Direction: Make an exact copy of all the entries, with the pictures left out.

Data for the task:
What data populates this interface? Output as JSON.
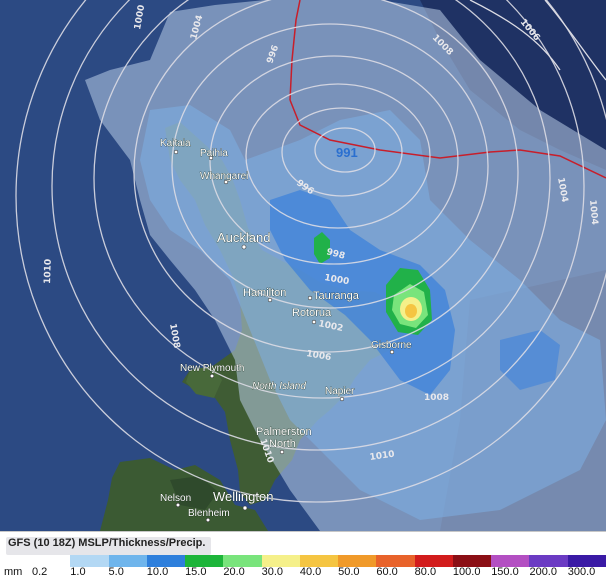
{
  "map": {
    "places": [
      {
        "name": "Kaitaia",
        "cls": "sm"
      },
      {
        "name": "Paihia",
        "cls": "sm"
      },
      {
        "name": "Whangarei",
        "cls": "sm"
      },
      {
        "name": "Auckland",
        "cls": "lg"
      },
      {
        "name": "Hamilton",
        "cls": "md"
      },
      {
        "name": "Tauranga",
        "cls": "md"
      },
      {
        "name": "Rotorua",
        "cls": "md"
      },
      {
        "name": "Gisborne",
        "cls": "md"
      },
      {
        "name": "New Plymouth",
        "cls": "md"
      },
      {
        "name": "North Island",
        "cls": "it"
      },
      {
        "name": "Napier",
        "cls": "md"
      },
      {
        "name": "Palmerston",
        "cls": "md"
      },
      {
        "name": "North",
        "cls": "md"
      },
      {
        "name": "Nelson",
        "cls": "md"
      },
      {
        "name": "Wellington",
        "cls": "lg"
      },
      {
        "name": "Blenheim",
        "cls": "md"
      }
    ],
    "pressure_low": "991",
    "isobar_labels": [
      "996",
      "1004",
      "1000",
      "1006",
      "1008",
      "1010",
      "1004",
      "996",
      "998",
      "1000",
      "1002",
      "1006",
      "1008",
      "1010",
      "1008",
      "1010",
      "1004"
    ]
  },
  "legend": {
    "title": "GFS (10 18Z) MSLP/Thickness/Precip.",
    "unit": "mm",
    "values": [
      "0.2",
      "1.0",
      "5.0",
      "10.0",
      "15.0",
      "20.0",
      "30.0",
      "40.0",
      "50.0",
      "60.0",
      "80.0",
      "100.0",
      "150.0",
      "200.0",
      "300.0"
    ],
    "colors": [
      "#ffffff",
      "#b3d8f4",
      "#6fb5ec",
      "#2e7fdc",
      "#1db53a",
      "#79e47c",
      "#f5f08a",
      "#f5c542",
      "#f09a2a",
      "#e8632b",
      "#d21c1c",
      "#8b0f15",
      "#b34fc2",
      "#6b3bc3",
      "#3a1aa5"
    ]
  }
}
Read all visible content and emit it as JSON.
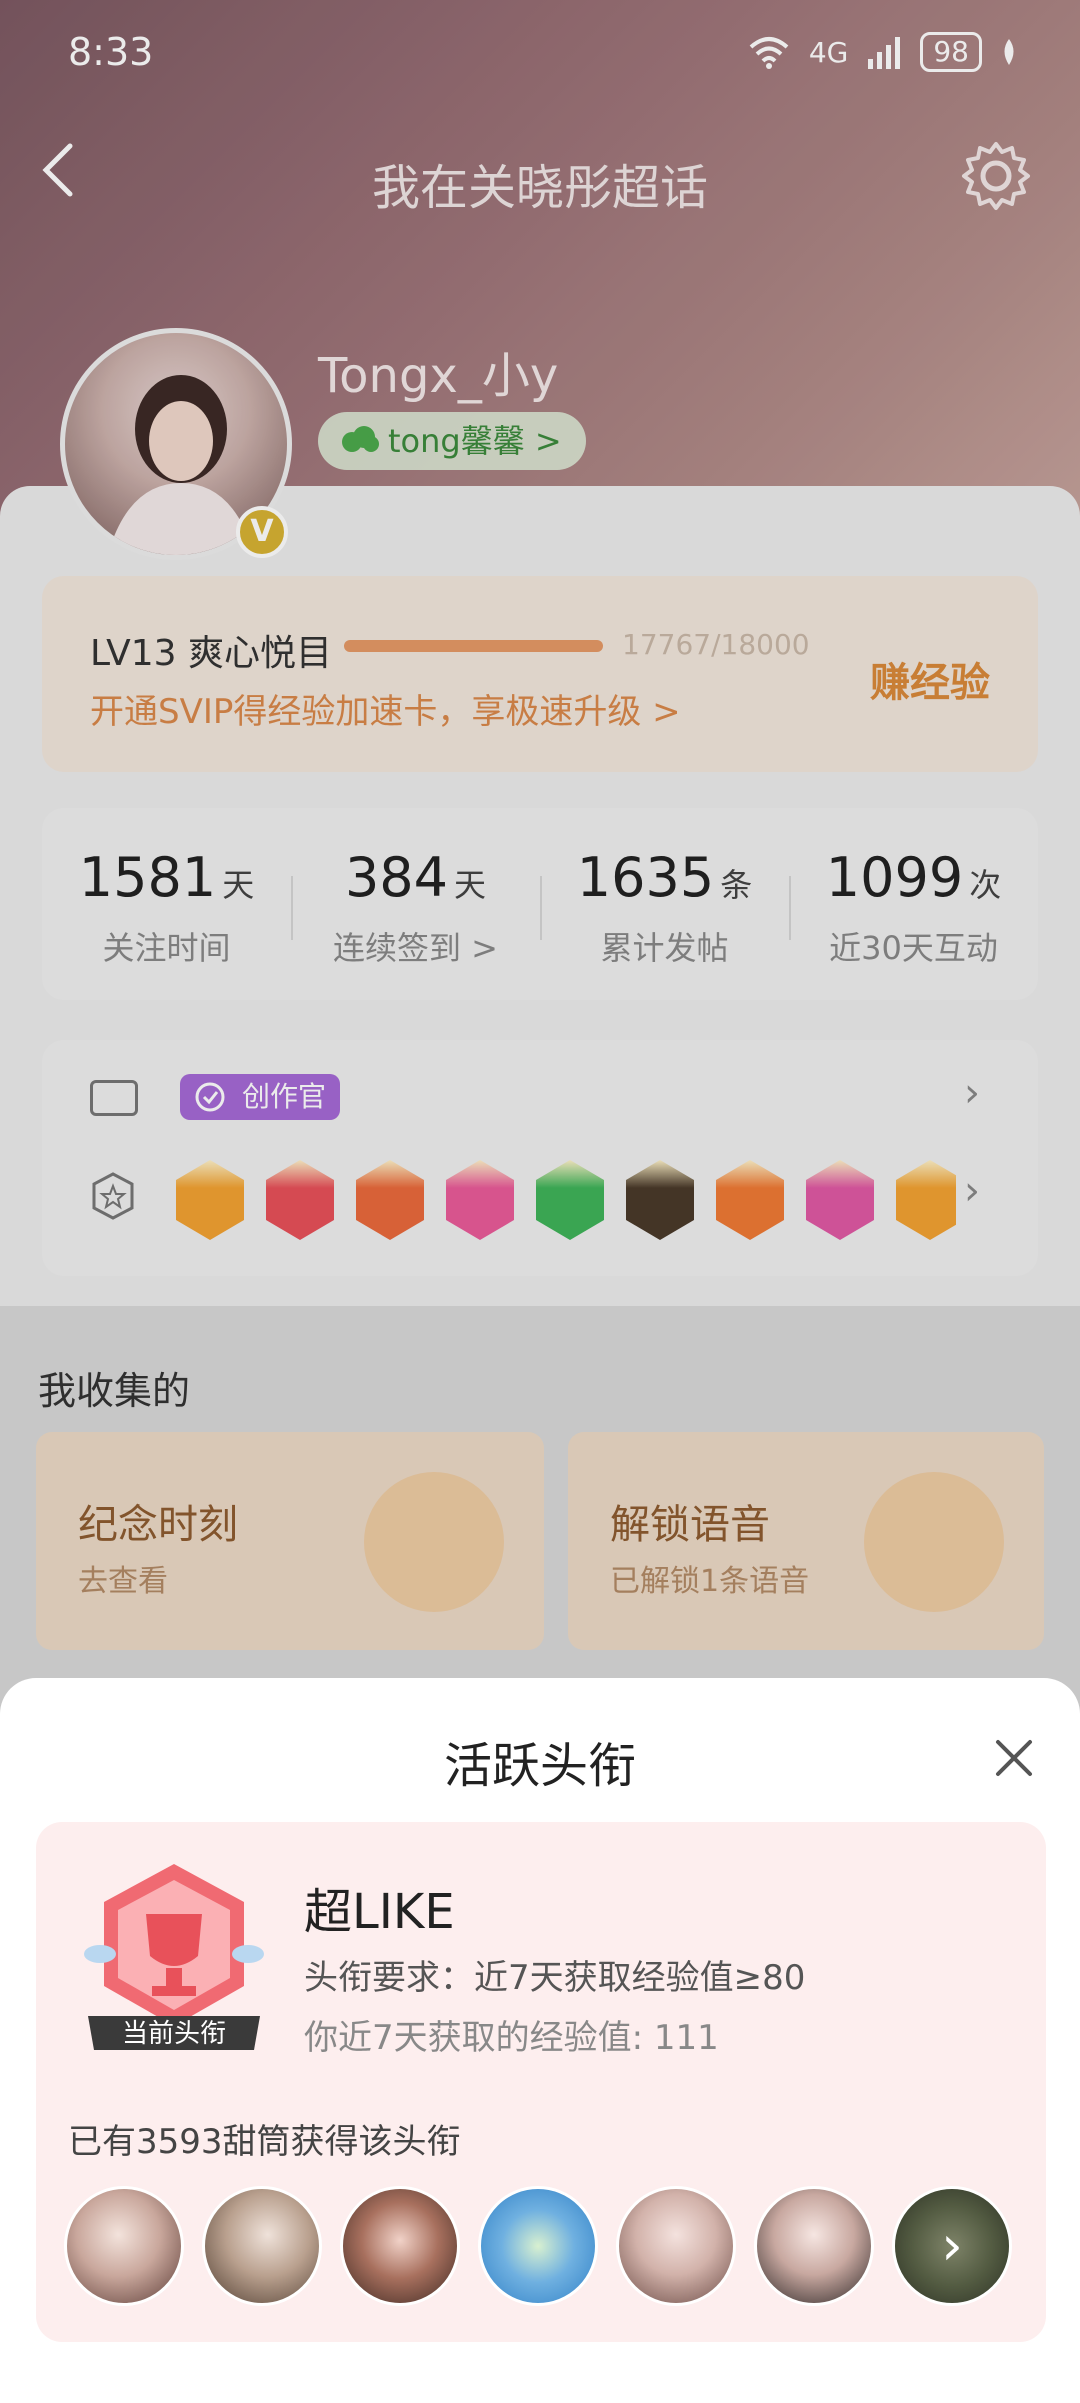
{
  "status": {
    "time": "8:33",
    "network": "4G",
    "battery": "98"
  },
  "nav": {
    "title": "我在关晓彤超话"
  },
  "profile": {
    "username": "Tongx_小y",
    "nickname": "tong馨馨 >"
  },
  "level": {
    "title": "LV13 爽心悦目",
    "progress": "17767/18000",
    "progress_fraction": 0.987,
    "upgrade": "开通SVIP得经验加速卡，享极速升级 >",
    "earn": "赚经验"
  },
  "stats": [
    {
      "value": "1581",
      "unit": "天",
      "label": "关注时间"
    },
    {
      "value": "384",
      "unit": "天",
      "label": "连续签到 >"
    },
    {
      "value": "1635",
      "unit": "条",
      "label": "累计发帖"
    },
    {
      "value": "1099",
      "unit": "次",
      "label": "近30天互动"
    }
  ],
  "badges": {
    "creator_tag": "创作官",
    "medals": [
      {
        "color": "#f2a232"
      },
      {
        "color": "#e8515a"
      },
      {
        "color": "#ea6a3c"
      },
      {
        "color": "#ea5c9a"
      },
      {
        "color": "#3fb45a"
      },
      {
        "color": "#4a3a2a"
      },
      {
        "color": "#ef7a35"
      },
      {
        "color": "#e05aa4"
      },
      {
        "color": "#f2a232"
      }
    ]
  },
  "collection": {
    "title": "我收集的",
    "cards": [
      {
        "title": "纪念时刻",
        "sub": "去查看"
      },
      {
        "title": "解锁语音",
        "sub": "已解锁1条语音"
      }
    ]
  },
  "sheet": {
    "title": "活跃头衔",
    "badge_label": "当前头衔",
    "badge_name": "超LIKE",
    "requirement": "头衔要求：近7天获取经验值≥80",
    "mine": "你近7天获取的经验值: 111",
    "owners": "已有3593甜筒获得该头衔",
    "more_glyph": "›"
  },
  "colors": {
    "accent": "#e8515a",
    "orange": "#e59a66"
  }
}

Expected answer:
What data populates this interface? Output as JSON.
{
  "map": {
    "places": [
      {
        "name": "Kaitaia",
        "cls": "sm"
      },
      {
        "name": "Paihia",
        "cls": "sm"
      },
      {
        "name": "Whangarei",
        "cls": "sm"
      },
      {
        "name": "Auckland",
        "cls": "lg"
      },
      {
        "name": "Hamilton",
        "cls": "md"
      },
      {
        "name": "Tauranga",
        "cls": "md"
      },
      {
        "name": "Rotorua",
        "cls": "md"
      },
      {
        "name": "Gisborne",
        "cls": "md"
      },
      {
        "name": "New Plymouth",
        "cls": "md"
      },
      {
        "name": "North Island",
        "cls": "it"
      },
      {
        "name": "Napier",
        "cls": "md"
      },
      {
        "name": "Palmerston",
        "cls": "md"
      },
      {
        "name": "North",
        "cls": "md"
      },
      {
        "name": "Nelson",
        "cls": "md"
      },
      {
        "name": "Wellington",
        "cls": "lg"
      },
      {
        "name": "Blenheim",
        "cls": "md"
      }
    ],
    "pressure_low": "991",
    "isobar_labels": [
      "996",
      "1004",
      "1000",
      "1006",
      "1008",
      "1010",
      "1004",
      "996",
      "998",
      "1000",
      "1002",
      "1006",
      "1008",
      "1010",
      "1008",
      "1010",
      "1004"
    ]
  },
  "legend": {
    "title": "GFS (10 18Z) MSLP/Thickness/Precip.",
    "unit": "mm",
    "values": [
      "0.2",
      "1.0",
      "5.0",
      "10.0",
      "15.0",
      "20.0",
      "30.0",
      "40.0",
      "50.0",
      "60.0",
      "80.0",
      "100.0",
      "150.0",
      "200.0",
      "300.0"
    ],
    "colors": [
      "#ffffff",
      "#b3d8f4",
      "#6fb5ec",
      "#2e7fdc",
      "#1db53a",
      "#79e47c",
      "#f5f08a",
      "#f5c542",
      "#f09a2a",
      "#e8632b",
      "#d21c1c",
      "#8b0f15",
      "#b34fc2",
      "#6b3bc3",
      "#3a1aa5"
    ]
  }
}
Read all visible content and emit it as JSON.
{
  "status": {
    "time": "8:33",
    "network": "4G",
    "battery": "98"
  },
  "nav": {
    "title": "我在关晓彤超话"
  },
  "profile": {
    "username": "Tongx_小y",
    "nickname": "tong馨馨 >"
  },
  "level": {
    "title": "LV13 爽心悦目",
    "progress": "17767/18000",
    "progress_fraction": 0.987,
    "upgrade": "开通SVIP得经验加速卡，享极速升级 >",
    "earn": "赚经验"
  },
  "stats": [
    {
      "value": "1581",
      "unit": "天",
      "label": "关注时间"
    },
    {
      "value": "384",
      "unit": "天",
      "label": "连续签到 >"
    },
    {
      "value": "1635",
      "unit": "条",
      "label": "累计发帖"
    },
    {
      "value": "1099",
      "unit": "次",
      "label": "近30天互动"
    }
  ],
  "badges": {
    "creator_tag": "创作官",
    "medals": [
      {
        "color": "#f2a232"
      },
      {
        "color": "#e8515a"
      },
      {
        "color": "#ea6a3c"
      },
      {
        "color": "#ea5c9a"
      },
      {
        "color": "#3fb45a"
      },
      {
        "color": "#4a3a2a"
      },
      {
        "color": "#ef7a35"
      },
      {
        "color": "#e05aa4"
      },
      {
        "color": "#f2a232"
      }
    ]
  },
  "collection": {
    "title": "我收集的",
    "cards": [
      {
        "title": "纪念时刻",
        "sub": "去查看"
      },
      {
        "title": "解锁语音",
        "sub": "已解锁1条语音"
      }
    ]
  },
  "sheet": {
    "title": "活跃头衔",
    "badge_label": "当前头衔",
    "badge_name": "超LIKE",
    "requirement": "头衔要求：近7天获取经验值≥80",
    "mine": "你近7天获取的经验值: 111",
    "owners": "已有3593甜筒获得该头衔",
    "more_glyph": "›"
  },
  "colors": {
    "accent": "#e8515a",
    "orange": "#e59a66"
  }
}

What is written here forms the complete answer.